PROVIDED DATA -
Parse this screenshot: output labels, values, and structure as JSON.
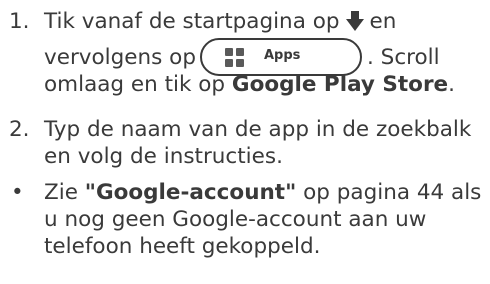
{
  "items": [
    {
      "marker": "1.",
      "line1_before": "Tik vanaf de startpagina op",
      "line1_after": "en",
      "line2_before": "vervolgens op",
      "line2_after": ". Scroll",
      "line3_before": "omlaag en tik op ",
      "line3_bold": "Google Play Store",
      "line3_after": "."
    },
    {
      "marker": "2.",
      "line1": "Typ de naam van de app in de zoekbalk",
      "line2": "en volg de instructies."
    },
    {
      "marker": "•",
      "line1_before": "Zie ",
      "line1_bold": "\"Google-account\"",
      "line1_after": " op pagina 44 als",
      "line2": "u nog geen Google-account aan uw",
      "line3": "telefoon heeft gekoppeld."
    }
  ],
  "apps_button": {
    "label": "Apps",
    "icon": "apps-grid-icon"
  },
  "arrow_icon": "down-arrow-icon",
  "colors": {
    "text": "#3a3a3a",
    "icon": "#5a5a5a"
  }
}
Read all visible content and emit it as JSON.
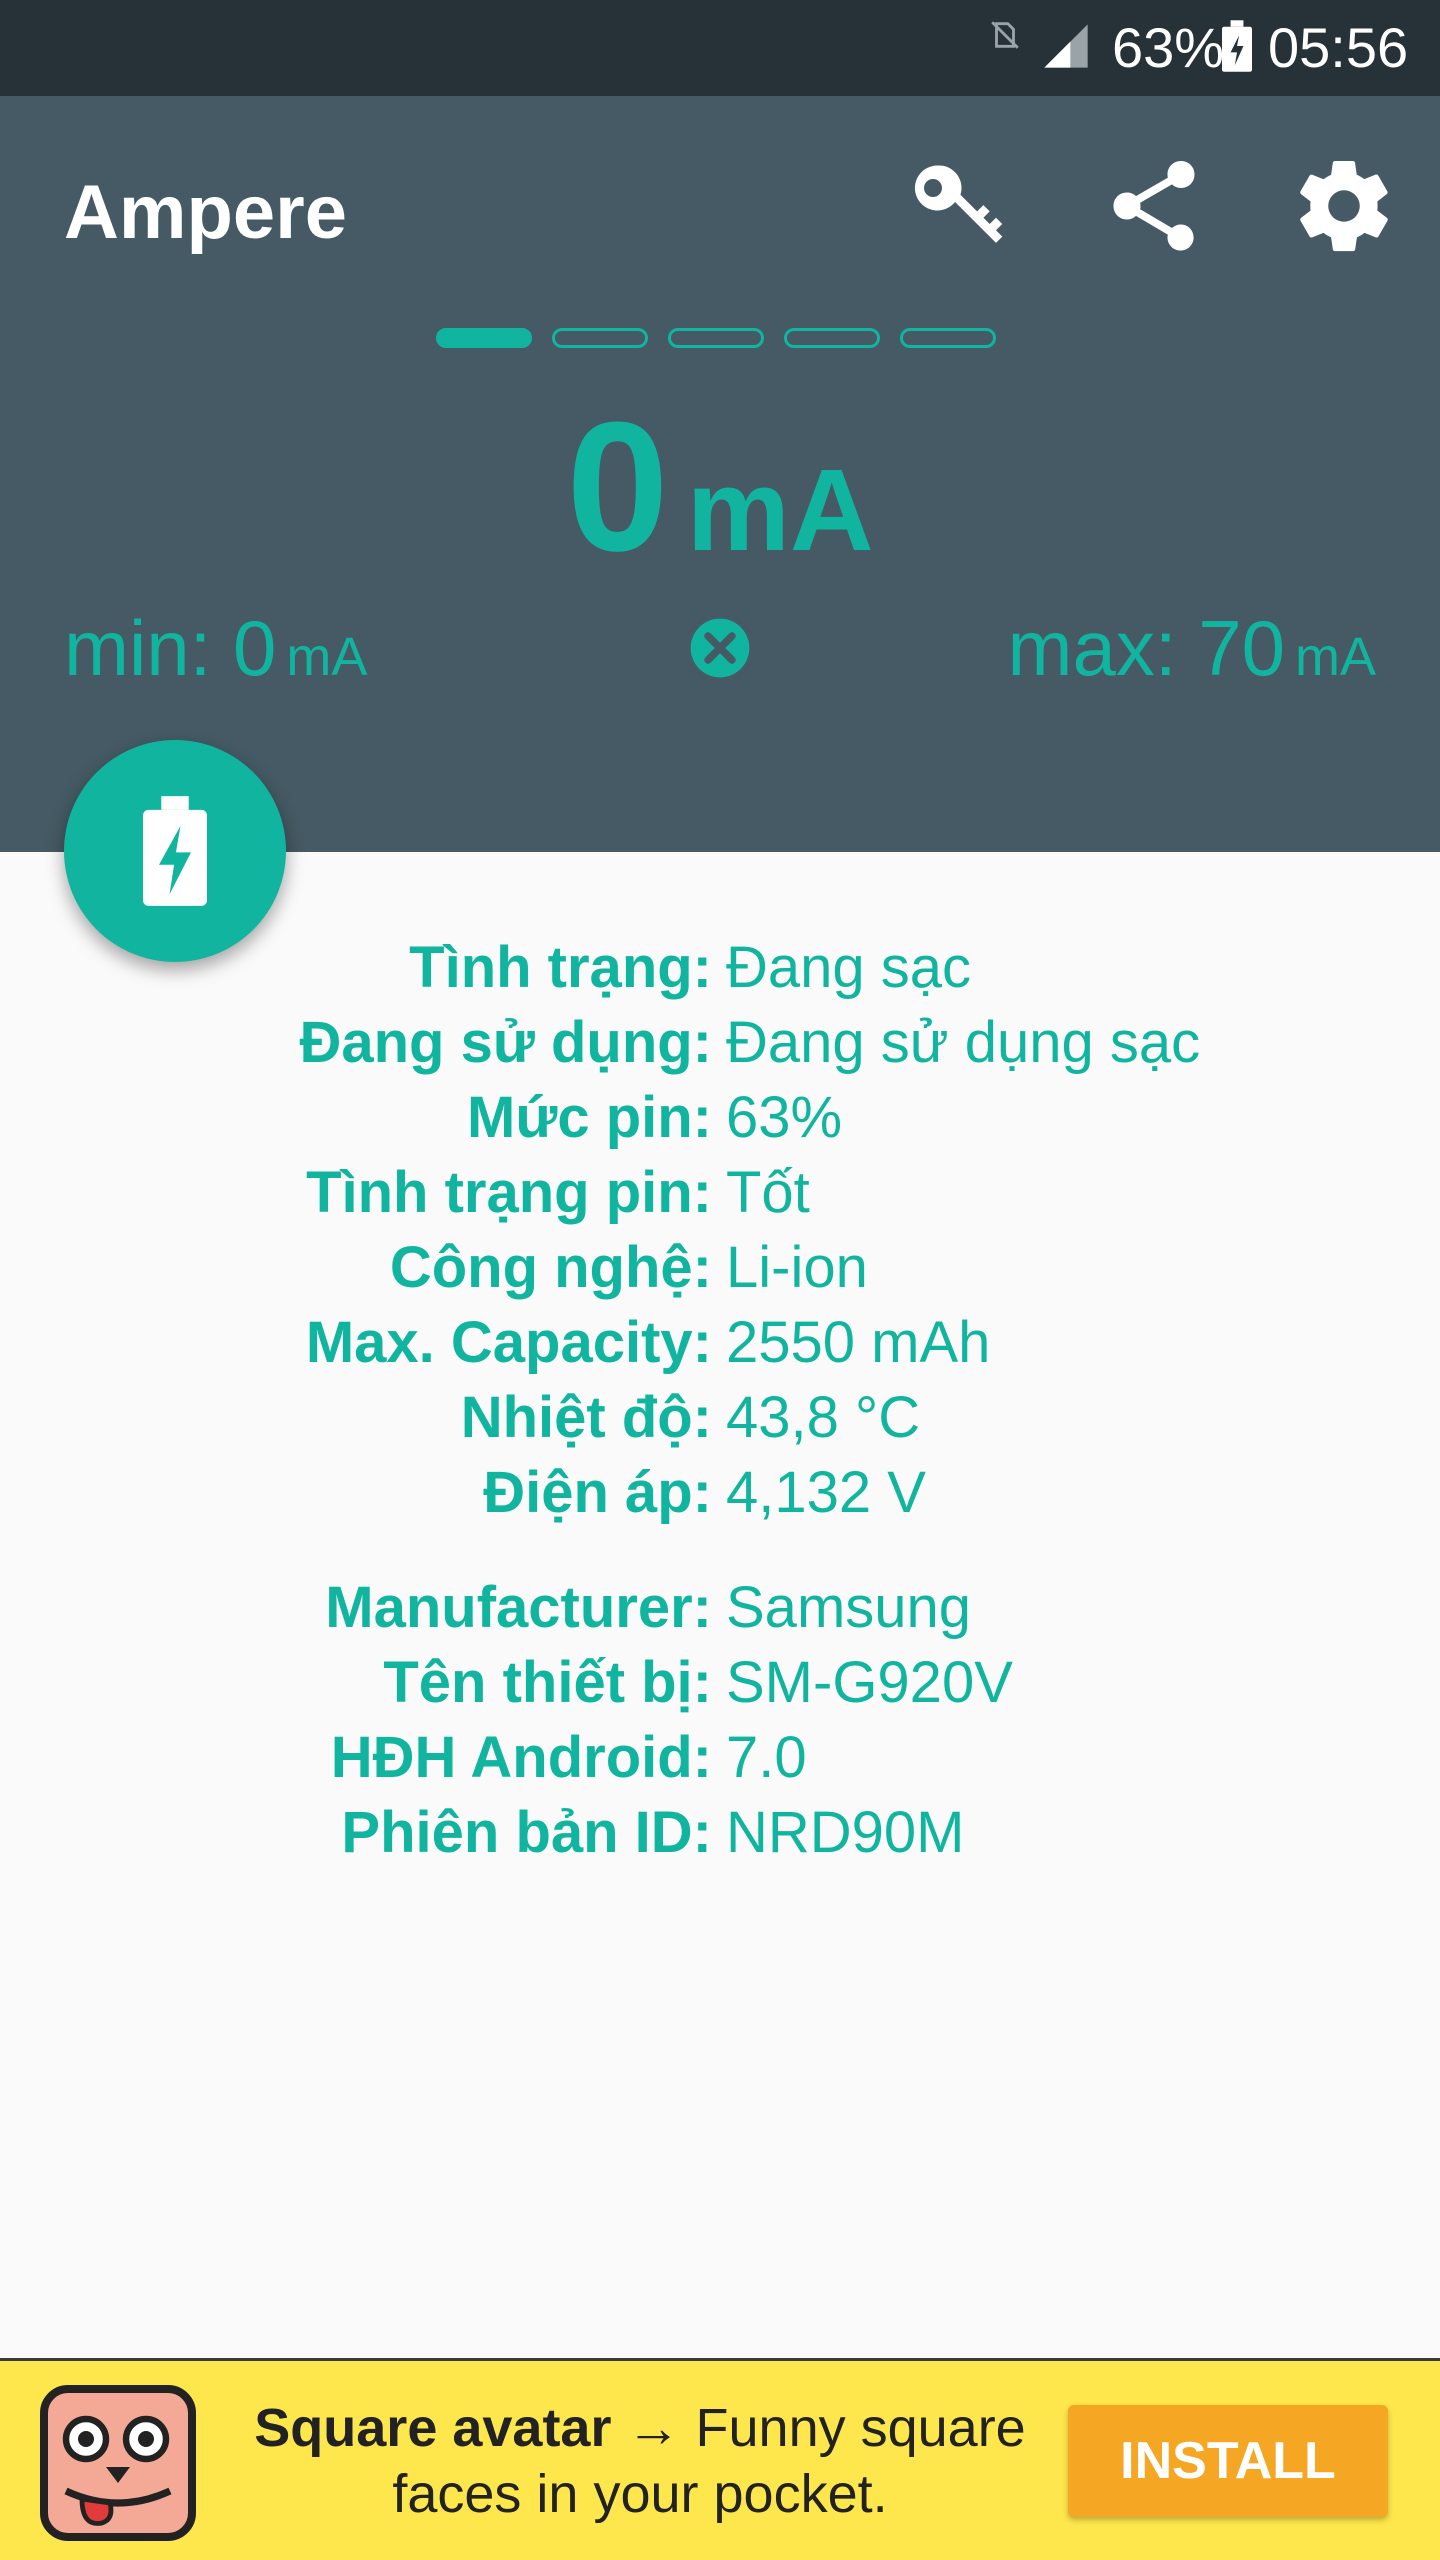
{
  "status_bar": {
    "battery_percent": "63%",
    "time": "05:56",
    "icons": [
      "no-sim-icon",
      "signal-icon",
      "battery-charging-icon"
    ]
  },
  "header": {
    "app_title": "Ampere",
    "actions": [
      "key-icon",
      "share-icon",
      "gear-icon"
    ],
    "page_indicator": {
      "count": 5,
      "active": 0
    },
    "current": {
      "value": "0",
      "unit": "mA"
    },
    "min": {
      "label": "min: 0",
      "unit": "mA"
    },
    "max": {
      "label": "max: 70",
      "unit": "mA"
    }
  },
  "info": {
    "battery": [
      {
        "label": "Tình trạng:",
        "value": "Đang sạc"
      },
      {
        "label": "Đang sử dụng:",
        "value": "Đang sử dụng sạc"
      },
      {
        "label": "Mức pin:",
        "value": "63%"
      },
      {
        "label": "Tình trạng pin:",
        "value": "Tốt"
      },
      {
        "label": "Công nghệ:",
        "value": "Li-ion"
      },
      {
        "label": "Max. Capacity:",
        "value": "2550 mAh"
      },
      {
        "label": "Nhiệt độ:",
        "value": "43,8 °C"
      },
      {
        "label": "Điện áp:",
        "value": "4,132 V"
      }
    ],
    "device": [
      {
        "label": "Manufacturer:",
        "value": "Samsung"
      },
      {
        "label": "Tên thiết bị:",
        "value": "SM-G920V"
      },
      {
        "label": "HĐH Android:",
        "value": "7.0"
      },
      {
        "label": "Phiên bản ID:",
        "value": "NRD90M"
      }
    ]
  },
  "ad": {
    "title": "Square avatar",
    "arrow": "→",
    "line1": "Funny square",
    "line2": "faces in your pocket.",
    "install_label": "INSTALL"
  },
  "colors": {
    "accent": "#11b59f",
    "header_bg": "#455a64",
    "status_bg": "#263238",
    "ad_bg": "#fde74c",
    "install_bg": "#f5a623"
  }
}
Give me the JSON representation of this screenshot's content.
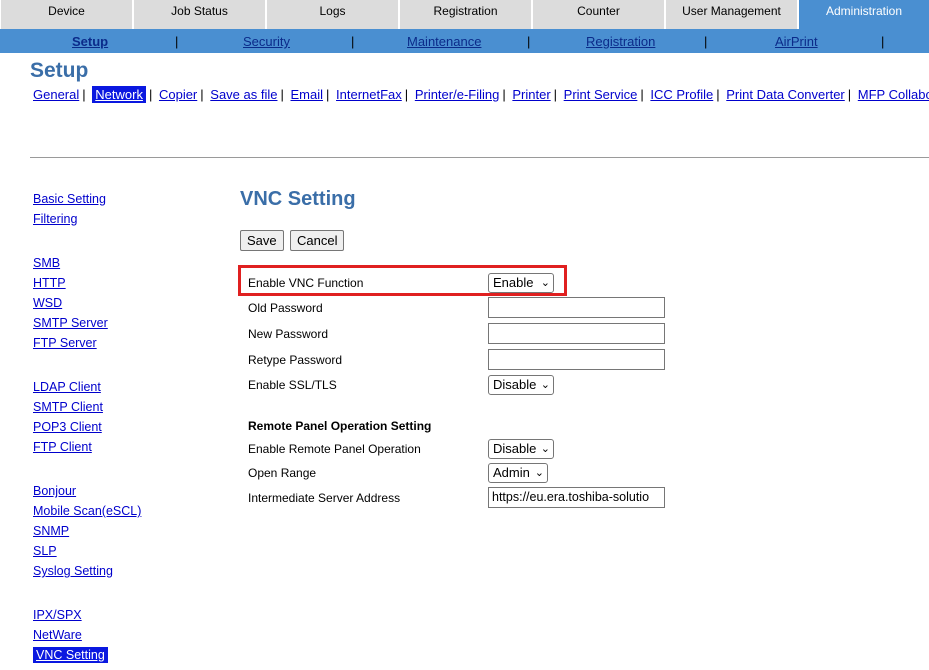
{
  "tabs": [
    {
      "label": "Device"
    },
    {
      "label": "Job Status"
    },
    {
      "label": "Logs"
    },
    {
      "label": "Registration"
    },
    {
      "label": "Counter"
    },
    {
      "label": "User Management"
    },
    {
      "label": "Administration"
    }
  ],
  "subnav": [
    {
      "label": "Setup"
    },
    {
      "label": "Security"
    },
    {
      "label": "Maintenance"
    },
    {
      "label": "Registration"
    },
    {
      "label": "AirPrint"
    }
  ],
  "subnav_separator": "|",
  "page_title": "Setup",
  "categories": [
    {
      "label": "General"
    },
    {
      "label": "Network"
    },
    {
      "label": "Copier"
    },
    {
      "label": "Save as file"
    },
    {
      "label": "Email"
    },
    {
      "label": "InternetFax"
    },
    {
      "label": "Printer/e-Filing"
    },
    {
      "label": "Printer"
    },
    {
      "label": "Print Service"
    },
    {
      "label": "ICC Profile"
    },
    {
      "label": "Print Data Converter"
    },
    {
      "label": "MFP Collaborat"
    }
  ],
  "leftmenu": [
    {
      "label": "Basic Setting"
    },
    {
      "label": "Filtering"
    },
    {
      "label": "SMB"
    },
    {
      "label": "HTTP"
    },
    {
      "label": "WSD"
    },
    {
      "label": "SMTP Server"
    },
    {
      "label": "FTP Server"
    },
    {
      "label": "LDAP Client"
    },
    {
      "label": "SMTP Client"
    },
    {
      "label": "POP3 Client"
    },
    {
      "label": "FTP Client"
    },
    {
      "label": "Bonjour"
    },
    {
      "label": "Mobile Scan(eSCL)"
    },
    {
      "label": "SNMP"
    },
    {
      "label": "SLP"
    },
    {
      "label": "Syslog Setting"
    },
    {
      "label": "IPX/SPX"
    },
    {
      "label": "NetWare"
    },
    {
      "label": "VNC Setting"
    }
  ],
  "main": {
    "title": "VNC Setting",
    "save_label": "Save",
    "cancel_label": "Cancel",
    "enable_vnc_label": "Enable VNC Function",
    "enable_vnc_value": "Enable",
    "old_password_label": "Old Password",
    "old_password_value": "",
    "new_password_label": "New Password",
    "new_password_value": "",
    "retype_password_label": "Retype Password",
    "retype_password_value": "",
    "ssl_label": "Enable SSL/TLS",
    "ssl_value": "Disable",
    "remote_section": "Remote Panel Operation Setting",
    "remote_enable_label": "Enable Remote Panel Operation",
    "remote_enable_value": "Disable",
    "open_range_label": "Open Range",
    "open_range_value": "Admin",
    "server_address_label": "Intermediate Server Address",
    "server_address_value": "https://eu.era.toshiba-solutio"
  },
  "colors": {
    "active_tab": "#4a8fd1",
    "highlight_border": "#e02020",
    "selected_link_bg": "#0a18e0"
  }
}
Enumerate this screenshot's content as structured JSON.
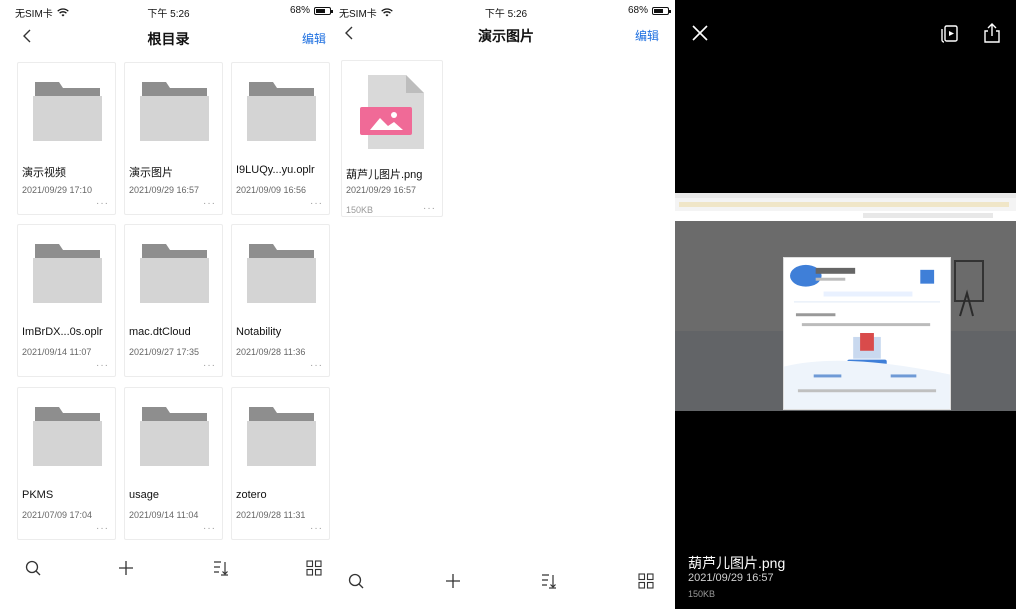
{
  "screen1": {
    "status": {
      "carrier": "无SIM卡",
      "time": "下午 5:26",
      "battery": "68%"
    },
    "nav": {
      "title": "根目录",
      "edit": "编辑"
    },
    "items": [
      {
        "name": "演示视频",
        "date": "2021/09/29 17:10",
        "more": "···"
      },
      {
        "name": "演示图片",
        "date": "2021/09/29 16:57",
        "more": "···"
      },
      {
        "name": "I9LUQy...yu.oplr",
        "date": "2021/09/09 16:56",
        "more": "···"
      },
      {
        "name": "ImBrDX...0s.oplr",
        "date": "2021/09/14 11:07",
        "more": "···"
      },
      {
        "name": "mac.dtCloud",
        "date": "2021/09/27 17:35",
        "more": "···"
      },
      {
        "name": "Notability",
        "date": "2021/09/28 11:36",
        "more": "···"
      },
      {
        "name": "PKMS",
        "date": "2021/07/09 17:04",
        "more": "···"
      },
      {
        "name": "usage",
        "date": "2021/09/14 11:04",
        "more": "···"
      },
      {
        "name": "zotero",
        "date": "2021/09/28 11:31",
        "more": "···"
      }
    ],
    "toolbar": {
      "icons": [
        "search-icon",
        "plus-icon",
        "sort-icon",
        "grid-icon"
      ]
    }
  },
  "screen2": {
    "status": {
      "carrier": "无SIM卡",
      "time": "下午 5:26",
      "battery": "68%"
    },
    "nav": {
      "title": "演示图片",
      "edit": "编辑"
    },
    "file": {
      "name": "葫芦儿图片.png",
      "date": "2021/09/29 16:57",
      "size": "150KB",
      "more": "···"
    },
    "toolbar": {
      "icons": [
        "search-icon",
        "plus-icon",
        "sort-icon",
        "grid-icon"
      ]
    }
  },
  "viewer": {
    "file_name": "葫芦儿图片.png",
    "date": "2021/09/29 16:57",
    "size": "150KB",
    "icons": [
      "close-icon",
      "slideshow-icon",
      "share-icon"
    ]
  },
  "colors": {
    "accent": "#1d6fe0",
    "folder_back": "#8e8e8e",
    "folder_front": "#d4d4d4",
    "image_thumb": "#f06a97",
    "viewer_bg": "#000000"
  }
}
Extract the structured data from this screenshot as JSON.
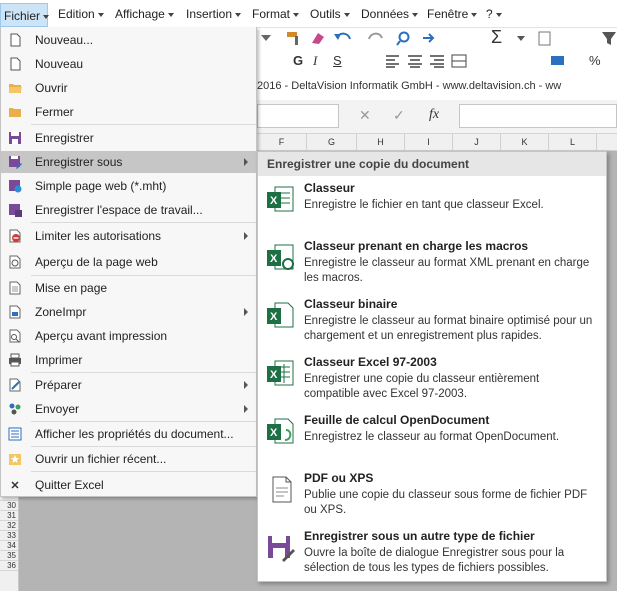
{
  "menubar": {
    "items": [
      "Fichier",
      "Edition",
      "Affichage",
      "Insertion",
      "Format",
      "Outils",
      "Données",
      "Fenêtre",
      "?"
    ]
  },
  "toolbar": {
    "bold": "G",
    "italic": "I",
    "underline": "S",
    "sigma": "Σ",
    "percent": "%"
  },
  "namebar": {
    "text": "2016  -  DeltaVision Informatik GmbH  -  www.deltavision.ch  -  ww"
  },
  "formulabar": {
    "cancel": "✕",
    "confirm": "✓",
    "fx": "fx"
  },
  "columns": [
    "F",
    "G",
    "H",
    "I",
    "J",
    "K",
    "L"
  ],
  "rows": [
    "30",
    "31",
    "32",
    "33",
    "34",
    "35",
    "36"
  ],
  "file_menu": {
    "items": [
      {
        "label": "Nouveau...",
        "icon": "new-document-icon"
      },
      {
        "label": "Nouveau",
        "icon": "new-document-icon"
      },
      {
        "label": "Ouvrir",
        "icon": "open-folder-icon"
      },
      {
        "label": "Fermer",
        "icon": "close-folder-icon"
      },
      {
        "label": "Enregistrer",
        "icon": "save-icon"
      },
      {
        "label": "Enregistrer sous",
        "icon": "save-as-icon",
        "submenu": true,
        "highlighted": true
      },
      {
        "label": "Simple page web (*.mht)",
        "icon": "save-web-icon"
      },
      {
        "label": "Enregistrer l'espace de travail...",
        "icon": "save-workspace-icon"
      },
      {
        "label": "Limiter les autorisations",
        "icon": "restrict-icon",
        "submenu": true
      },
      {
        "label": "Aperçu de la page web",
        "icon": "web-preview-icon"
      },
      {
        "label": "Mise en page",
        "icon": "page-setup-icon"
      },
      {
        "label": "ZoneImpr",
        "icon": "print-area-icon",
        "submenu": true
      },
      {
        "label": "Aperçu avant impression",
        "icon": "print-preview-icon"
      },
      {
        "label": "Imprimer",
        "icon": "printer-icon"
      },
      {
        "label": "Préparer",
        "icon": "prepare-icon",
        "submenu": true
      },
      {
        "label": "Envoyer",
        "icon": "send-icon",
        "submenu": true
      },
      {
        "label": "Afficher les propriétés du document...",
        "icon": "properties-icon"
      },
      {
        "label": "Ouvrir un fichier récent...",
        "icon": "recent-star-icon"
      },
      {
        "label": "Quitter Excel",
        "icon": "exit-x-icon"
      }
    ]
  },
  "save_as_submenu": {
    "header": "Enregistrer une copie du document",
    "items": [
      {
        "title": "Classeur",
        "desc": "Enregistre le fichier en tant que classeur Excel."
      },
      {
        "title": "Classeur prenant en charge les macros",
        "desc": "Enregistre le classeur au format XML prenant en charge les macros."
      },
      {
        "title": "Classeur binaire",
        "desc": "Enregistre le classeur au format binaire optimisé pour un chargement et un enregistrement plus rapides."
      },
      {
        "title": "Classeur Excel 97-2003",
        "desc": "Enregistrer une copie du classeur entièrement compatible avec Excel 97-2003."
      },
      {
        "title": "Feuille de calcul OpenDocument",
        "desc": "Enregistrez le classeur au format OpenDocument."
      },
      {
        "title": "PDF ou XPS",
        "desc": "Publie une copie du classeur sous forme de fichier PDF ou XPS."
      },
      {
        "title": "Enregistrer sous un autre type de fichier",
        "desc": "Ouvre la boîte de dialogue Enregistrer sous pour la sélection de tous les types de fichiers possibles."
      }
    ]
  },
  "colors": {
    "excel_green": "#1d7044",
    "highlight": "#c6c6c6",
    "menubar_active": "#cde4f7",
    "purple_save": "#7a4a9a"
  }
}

WRITTEN INSTRUCTION - Look over the listing. Pull out every line with the string "Disable" in it.

COMPLETE ANSWER -
    "ssl_value": "Disable",
    "remote_enable_value": "Disable",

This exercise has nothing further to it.